> **STORED RECORDS**
◇ ◇ ◇ ◇ ◇ ◇ ◇

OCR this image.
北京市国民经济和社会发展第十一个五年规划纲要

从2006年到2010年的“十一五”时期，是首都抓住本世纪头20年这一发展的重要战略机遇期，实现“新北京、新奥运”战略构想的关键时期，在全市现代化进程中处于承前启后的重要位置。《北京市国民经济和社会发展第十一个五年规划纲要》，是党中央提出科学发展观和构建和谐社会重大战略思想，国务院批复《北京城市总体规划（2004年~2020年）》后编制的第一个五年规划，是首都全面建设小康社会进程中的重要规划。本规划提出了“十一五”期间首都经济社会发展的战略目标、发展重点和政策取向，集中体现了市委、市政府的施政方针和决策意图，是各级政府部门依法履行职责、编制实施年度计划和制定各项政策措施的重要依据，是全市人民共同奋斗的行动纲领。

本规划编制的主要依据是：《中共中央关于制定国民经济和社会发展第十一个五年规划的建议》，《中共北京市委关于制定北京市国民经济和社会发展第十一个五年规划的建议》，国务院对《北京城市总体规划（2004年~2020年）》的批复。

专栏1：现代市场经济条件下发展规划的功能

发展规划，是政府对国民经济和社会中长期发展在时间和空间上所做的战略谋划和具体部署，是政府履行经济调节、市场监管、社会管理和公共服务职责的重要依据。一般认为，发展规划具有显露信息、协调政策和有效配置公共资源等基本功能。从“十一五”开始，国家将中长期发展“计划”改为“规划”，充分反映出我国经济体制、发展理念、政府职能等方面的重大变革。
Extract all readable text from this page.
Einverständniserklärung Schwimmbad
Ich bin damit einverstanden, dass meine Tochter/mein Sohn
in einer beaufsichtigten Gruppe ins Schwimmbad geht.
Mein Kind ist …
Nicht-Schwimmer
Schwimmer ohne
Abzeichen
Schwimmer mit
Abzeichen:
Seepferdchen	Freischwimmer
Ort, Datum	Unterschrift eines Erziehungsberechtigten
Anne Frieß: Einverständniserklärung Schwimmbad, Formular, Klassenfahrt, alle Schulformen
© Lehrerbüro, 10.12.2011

◇ ◇ ◇ ◇ ◇ ◇ ◇

> **YOUR GOAL**
Take the line holding "Extract all readable text from this page." and all lines after it through the end of the data, and set them down exactly.

> **SOLUTION TO THE EXERCISE**
Extract all readable text from this page.
Einverständniserklärung Schwimmbad
Ich bin damit einverstanden, dass meine Tochter/mein Sohn
in einer beaufsichtigten Gruppe ins Schwimmbad geht.
Mein Kind ist …
Nicht-Schwimmer
Schwimmer ohne
Abzeichen
Schwimmer mit
Abzeichen:
Seepferdchen	Freischwimmer
Ort, Datum	Unterschrift eines Erziehungsberechtigten
Anne Frieß: Einverständniserklärung Schwimmbad, Formular, Klassenfahrt, alle Schulformen
© Lehrerbüro, 10.12.2011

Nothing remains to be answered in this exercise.